§ WHAT YOU SHOULD DO
Out of all the lines below, count those with the word "физических". Give the number only.

__________________________________________________

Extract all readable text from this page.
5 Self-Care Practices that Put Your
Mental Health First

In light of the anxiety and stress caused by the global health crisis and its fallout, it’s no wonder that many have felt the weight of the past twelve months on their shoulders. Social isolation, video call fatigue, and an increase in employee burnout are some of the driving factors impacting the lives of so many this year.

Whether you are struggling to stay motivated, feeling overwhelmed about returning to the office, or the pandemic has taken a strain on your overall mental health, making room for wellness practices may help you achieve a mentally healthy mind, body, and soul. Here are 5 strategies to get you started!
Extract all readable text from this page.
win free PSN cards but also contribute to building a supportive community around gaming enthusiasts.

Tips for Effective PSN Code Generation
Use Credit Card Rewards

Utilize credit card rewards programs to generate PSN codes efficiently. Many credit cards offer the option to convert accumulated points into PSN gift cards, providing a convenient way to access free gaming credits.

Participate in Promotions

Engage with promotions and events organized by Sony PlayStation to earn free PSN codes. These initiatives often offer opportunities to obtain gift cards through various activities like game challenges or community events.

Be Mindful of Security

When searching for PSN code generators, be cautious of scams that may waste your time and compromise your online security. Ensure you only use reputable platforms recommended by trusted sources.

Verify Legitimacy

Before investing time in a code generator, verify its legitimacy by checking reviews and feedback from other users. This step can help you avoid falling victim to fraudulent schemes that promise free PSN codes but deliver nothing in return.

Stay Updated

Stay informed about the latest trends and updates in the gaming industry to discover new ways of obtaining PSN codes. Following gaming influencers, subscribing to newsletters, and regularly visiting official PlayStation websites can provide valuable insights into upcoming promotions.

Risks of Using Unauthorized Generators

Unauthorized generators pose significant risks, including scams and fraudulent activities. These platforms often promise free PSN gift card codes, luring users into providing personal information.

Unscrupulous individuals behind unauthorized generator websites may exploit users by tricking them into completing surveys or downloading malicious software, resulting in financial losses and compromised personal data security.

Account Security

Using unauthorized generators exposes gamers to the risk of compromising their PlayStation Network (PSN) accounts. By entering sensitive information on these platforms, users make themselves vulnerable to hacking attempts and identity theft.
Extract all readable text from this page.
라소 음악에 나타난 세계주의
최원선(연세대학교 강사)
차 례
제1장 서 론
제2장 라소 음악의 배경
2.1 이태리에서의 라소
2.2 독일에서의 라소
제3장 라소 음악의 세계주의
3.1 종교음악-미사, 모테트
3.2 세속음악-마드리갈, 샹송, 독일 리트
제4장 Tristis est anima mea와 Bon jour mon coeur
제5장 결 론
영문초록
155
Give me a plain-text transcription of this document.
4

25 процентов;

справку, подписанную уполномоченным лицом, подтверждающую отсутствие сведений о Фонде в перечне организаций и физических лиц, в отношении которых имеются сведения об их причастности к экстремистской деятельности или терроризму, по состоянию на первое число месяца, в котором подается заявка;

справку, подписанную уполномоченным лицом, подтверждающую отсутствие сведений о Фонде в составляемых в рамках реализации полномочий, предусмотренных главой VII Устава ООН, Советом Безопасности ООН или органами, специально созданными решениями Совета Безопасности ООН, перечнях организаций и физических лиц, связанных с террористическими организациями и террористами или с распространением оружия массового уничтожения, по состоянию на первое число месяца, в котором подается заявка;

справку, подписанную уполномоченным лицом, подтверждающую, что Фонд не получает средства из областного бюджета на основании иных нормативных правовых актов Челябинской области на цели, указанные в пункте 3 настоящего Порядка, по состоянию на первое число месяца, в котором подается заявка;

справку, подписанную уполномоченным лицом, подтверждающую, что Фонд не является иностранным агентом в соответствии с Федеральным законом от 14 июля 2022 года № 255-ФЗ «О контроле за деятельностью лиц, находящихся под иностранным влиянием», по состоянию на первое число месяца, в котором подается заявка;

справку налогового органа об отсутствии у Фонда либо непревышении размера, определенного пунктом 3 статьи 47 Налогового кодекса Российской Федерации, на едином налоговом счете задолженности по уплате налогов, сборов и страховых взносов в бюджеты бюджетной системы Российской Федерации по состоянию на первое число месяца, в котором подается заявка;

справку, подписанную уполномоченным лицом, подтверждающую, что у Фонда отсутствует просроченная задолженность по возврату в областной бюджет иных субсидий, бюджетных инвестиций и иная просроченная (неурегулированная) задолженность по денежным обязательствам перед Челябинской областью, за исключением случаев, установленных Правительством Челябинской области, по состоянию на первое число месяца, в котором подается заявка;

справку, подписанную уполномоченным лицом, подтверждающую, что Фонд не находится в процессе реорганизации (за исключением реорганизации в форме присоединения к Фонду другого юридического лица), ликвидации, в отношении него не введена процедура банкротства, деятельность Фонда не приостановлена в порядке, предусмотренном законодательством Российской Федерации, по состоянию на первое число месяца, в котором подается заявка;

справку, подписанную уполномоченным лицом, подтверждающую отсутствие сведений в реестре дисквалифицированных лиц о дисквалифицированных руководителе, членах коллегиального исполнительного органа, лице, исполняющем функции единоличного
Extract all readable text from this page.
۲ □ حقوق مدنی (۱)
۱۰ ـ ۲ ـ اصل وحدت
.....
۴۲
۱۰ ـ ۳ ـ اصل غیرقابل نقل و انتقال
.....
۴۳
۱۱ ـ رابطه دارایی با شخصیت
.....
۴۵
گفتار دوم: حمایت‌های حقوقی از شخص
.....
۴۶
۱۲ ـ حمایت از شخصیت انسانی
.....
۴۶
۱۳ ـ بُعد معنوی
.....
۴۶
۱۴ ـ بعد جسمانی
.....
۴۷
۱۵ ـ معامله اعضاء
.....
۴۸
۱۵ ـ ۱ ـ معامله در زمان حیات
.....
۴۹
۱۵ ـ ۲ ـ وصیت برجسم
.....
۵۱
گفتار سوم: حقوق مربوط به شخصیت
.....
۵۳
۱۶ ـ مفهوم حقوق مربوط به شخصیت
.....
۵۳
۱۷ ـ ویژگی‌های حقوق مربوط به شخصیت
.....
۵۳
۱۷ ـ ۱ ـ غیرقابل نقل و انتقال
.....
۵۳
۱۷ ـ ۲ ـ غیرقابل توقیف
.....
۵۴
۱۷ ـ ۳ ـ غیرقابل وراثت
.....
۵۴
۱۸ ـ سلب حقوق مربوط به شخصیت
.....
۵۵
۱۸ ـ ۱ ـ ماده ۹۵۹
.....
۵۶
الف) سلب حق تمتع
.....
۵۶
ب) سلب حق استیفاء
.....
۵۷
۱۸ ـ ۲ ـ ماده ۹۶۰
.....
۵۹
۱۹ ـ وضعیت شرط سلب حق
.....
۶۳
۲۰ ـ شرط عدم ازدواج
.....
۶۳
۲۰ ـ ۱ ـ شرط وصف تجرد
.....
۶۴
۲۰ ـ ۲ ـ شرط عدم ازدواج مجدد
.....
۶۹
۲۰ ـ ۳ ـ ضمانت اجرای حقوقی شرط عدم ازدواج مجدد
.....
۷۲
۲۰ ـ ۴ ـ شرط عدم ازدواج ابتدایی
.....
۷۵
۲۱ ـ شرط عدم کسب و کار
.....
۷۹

__________________________________________________

§ TASK OUTPUT
2